EXERCISE =>
The entries need to be copied exactly.
☆ ☆ ☆
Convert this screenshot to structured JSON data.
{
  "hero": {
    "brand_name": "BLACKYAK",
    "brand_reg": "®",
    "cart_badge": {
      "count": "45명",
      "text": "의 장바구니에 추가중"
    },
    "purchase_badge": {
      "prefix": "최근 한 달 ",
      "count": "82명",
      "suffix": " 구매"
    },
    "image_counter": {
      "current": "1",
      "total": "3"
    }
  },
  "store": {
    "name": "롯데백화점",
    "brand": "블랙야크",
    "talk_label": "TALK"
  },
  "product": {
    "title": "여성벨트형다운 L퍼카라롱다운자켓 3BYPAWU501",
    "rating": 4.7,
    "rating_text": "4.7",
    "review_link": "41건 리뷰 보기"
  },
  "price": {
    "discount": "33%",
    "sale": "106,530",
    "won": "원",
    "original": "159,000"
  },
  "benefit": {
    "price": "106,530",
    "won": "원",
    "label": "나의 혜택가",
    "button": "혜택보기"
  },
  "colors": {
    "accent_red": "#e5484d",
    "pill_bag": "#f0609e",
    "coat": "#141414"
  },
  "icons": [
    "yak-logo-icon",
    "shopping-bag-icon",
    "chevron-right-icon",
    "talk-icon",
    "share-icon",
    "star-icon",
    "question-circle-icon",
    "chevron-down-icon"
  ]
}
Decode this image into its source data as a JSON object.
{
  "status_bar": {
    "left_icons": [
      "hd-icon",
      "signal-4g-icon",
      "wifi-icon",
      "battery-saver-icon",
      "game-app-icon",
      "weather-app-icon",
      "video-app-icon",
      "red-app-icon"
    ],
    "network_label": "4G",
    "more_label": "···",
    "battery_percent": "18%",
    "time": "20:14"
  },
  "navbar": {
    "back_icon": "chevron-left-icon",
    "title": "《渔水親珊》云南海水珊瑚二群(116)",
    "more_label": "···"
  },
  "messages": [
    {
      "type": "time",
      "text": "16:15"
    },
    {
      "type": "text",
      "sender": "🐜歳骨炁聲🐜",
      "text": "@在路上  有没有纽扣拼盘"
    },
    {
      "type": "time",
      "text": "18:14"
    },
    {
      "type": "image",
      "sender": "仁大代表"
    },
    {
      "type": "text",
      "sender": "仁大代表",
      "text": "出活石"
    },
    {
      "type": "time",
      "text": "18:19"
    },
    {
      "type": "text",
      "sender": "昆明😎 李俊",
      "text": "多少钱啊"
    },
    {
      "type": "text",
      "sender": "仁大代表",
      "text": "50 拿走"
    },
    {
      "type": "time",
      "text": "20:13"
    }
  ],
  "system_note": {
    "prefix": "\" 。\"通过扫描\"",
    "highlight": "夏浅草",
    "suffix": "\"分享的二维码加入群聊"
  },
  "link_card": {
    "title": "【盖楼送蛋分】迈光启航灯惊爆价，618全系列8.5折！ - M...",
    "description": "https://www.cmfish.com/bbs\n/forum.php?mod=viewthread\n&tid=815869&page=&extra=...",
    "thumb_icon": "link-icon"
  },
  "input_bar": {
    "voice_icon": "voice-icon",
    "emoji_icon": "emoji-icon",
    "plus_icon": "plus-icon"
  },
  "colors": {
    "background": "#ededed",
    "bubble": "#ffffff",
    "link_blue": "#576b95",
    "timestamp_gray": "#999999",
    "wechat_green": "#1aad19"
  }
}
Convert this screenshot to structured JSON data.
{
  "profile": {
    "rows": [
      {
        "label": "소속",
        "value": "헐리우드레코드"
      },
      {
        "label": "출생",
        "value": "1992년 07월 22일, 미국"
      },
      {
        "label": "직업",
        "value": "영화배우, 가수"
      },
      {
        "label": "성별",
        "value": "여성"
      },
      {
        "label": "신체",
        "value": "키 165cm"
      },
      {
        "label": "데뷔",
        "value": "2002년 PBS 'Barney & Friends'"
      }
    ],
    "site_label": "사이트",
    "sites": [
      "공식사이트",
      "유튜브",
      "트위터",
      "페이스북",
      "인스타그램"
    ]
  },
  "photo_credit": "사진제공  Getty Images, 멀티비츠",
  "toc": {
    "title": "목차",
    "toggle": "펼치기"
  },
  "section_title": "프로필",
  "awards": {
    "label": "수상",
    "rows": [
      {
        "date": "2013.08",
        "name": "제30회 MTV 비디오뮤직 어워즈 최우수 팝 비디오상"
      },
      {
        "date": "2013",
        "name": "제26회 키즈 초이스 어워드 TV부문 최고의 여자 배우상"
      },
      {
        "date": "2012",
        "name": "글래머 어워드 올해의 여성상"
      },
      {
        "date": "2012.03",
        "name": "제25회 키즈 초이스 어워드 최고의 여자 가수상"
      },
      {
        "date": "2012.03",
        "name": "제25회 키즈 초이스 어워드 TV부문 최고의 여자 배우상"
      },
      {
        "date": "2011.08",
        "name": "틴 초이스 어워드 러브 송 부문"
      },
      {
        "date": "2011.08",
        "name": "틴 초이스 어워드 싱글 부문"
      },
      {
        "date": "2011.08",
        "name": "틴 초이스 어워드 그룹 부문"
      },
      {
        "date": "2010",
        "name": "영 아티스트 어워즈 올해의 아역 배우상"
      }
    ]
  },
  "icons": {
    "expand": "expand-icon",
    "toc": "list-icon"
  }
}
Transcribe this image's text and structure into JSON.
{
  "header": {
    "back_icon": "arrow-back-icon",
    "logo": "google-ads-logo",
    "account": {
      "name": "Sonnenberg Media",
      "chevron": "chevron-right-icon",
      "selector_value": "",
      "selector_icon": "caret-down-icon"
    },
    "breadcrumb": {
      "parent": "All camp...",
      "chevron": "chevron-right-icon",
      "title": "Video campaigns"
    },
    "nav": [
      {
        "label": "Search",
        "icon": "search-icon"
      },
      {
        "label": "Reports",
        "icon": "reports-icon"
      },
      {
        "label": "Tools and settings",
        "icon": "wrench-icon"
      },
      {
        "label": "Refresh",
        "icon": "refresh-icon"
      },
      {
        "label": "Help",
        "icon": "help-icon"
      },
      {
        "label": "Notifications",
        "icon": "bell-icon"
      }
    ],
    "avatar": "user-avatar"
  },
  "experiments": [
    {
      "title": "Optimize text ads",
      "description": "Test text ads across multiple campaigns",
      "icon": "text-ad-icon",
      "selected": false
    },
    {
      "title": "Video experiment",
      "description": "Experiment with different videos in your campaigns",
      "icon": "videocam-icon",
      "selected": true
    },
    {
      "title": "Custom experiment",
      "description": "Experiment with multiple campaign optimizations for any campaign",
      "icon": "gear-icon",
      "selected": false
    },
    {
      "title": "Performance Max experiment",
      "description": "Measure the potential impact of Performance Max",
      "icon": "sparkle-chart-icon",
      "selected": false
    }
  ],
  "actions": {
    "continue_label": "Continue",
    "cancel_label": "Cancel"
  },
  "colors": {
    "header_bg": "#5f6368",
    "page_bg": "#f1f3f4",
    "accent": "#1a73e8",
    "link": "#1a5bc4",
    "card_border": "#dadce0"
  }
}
☆ ☆ ☆
WRITTEN REPLY =>
Convert this screenshot to structured JSON data.
{
  "hero": {
    "brand_name": "BLACKYAK",
    "brand_reg": "®",
    "cart_badge": {
      "count": "45명",
      "text": "의 장바구니에 추가중"
    },
    "purchase_badge": {
      "prefix": "최근 한 달 ",
      "count": "82명",
      "suffix": " 구매"
    },
    "image_counter": {
      "current": "1",
      "total": "3"
    }
  },
  "store": {
    "name": "롯데백화점",
    "brand": "블랙야크",
    "talk_label": "TALK"
  },
  "product": {
    "title": "여성벨트형다운 L퍼카라롱다운자켓 3BYPAWU501",
    "rating": 4.7,
    "rating_text": "4.7",
    "review_link": "41건 리뷰 보기"
  },
  "price": {
    "discount": "33%",
    "sale": "106,530",
    "won": "원",
    "original": "159,000"
  },
  "benefit": {
    "price": "106,530",
    "won": "원",
    "label": "나의 혜택가",
    "button": "혜택보기"
  },
  "colors": {
    "accent_red": "#e5484d",
    "pill_bag": "#f0609e",
    "coat": "#141414"
  },
  "icons": [
    "yak-logo-icon",
    "shopping-bag-icon",
    "chevron-right-icon",
    "talk-icon",
    "share-icon",
    "star-icon",
    "question-circle-icon",
    "chevron-down-icon"
  ]
}
Decode this image into its source data as a JSON object.
{
  "status_bar": {
    "left_icons": [
      "hd-icon",
      "signal-4g-icon",
      "wifi-icon",
      "battery-saver-icon",
      "game-app-icon",
      "weather-app-icon",
      "video-app-icon",
      "red-app-icon"
    ],
    "network_label": "4G",
    "more_label": "···",
    "battery_percent": "18%",
    "time": "20:14"
  },
  "navbar": {
    "back_icon": "chevron-left-icon",
    "title": "《渔水親珊》云南海水珊瑚二群(116)",
    "more_label": "···"
  },
  "messages": [
    {
      "type": "time",
      "text": "16:15"
    },
    {
      "type": "text",
      "sender": "🐜歳骨炁聲🐜",
      "text": "@在路上  有没有纽扣拼盘"
    },
    {
      "type": "time",
      "text": "18:14"
    },
    {
      "type": "image",
      "sender": "仁大代表"
    },
    {
      "type": "text",
      "sender": "仁大代表",
      "text": "出活石"
    },
    {
      "type": "time",
      "text": "18:19"
    },
    {
      "type": "text",
      "sender": "昆明😎 李俊",
      "text": "多少钱啊"
    },
    {
      "type": "text",
      "sender": "仁大代表",
      "text": "50 拿走"
    },
    {
      "type": "time",
      "text": "20:13"
    }
  ],
  "system_note": {
    "prefix": "\" 。\"通过扫描\"",
    "highlight": "夏浅草",
    "suffix": "\"分享的二维码加入群聊"
  },
  "link_card": {
    "title": "【盖楼送蛋分】迈光启航灯惊爆价，618全系列8.5折！ - M...",
    "description": "https://www.cmfish.com/bbs\n/forum.php?mod=viewthread\n&tid=815869&page=&extra=...",
    "thumb_icon": "link-icon"
  },
  "input_bar": {
    "voice_icon": "voice-icon",
    "emoji_icon": "emoji-icon",
    "plus_icon": "plus-icon"
  },
  "colors": {
    "background": "#ededed",
    "bubble": "#ffffff",
    "link_blue": "#576b95",
    "timestamp_gray": "#999999",
    "wechat_green": "#1aad19"
  }
}
Convert this screenshot to structured JSON data.
{
  "profile": {
    "rows": [
      {
        "label": "소속",
        "value": "헐리우드레코드"
      },
      {
        "label": "출생",
        "value": "1992년 07월 22일, 미국"
      },
      {
        "label": "직업",
        "value": "영화배우, 가수"
      },
      {
        "label": "성별",
        "value": "여성"
      },
      {
        "label": "신체",
        "value": "키 165cm"
      },
      {
        "label": "데뷔",
        "value": "2002년 PBS 'Barney & Friends'"
      }
    ],
    "site_label": "사이트",
    "sites": [
      "공식사이트",
      "유튜브",
      "트위터",
      "페이스북",
      "인스타그램"
    ]
  },
  "photo_credit": "사진제공  Getty Images, 멀티비츠",
  "toc": {
    "title": "목차",
    "toggle": "펼치기"
  },
  "section_title": "프로필",
  "awards": {
    "label": "수상",
    "rows": [
      {
        "date": "2013.08",
        "name": "제30회 MTV 비디오뮤직 어워즈 최우수 팝 비디오상"
      },
      {
        "date": "2013",
        "name": "제26회 키즈 초이스 어워드 TV부문 최고의 여자 배우상"
      },
      {
        "date": "2012",
        "name": "글래머 어워드 올해의 여성상"
      },
      {
        "date": "2012.03",
        "name": "제25회 키즈 초이스 어워드 최고의 여자 가수상"
      },
      {
        "date": "2012.03",
        "name": "제25회 키즈 초이스 어워드 TV부문 최고의 여자 배우상"
      },
      {
        "date": "2011.08",
        "name": "틴 초이스 어워드 러브 송 부문"
      },
      {
        "date": "2011.08",
        "name": "틴 초이스 어워드 싱글 부문"
      },
      {
        "date": "2011.08",
        "name": "틴 초이스 어워드 그룹 부문"
      },
      {
        "date": "2010",
        "name": "영 아티스트 어워즈 올해의 아역 배우상"
      }
    ]
  },
  "icons": {
    "expand": "expand-icon",
    "toc": "list-icon"
  }
}
Transcribe this image's text and structure into JSON.
{
  "header": {
    "back_icon": "arrow-back-icon",
    "logo": "google-ads-logo",
    "account": {
      "name": "Sonnenberg Media",
      "chevron": "chevron-right-icon",
      "selector_value": "",
      "selector_icon": "caret-down-icon"
    },
    "breadcrumb": {
      "parent": "All camp...",
      "chevron": "chevron-right-icon",
      "title": "Video campaigns"
    },
    "nav": [
      {
        "label": "Search",
        "icon": "search-icon"
      },
      {
        "label": "Reports",
        "icon": "reports-icon"
      },
      {
        "label": "Tools and settings",
        "icon": "wrench-icon"
      },
      {
        "label": "Refresh",
        "icon": "refresh-icon"
      },
      {
        "label": "Help",
        "icon": "help-icon"
      },
      {
        "label": "Notifications",
        "icon": "bell-icon"
      }
    ],
    "avatar": "user-avatar"
  },
  "experiments": [
    {
      "title": "Optimize text ads",
      "description": "Test text ads across multiple campaigns",
      "icon": "text-ad-icon",
      "selected": false
    },
    {
      "title": "Video experiment",
      "description": "Experiment with different videos in your campaigns",
      "icon": "videocam-icon",
      "selected": true
    },
    {
      "title": "Custom experiment",
      "description": "Experiment with multiple campaign optimizations for any campaign",
      "icon": "gear-icon",
      "selected": false
    },
    {
      "title": "Performance Max experiment",
      "description": "Measure the potential impact of Performance Max",
      "icon": "sparkle-chart-icon",
      "selected": false
    }
  ],
  "actions": {
    "continue_label": "Continue",
    "cancel_label": "Cancel"
  },
  "colors": {
    "header_bg": "#5f6368",
    "page_bg": "#f1f3f4",
    "accent": "#1a73e8",
    "link": "#1a5bc4",
    "card_border": "#dadce0"
  }
}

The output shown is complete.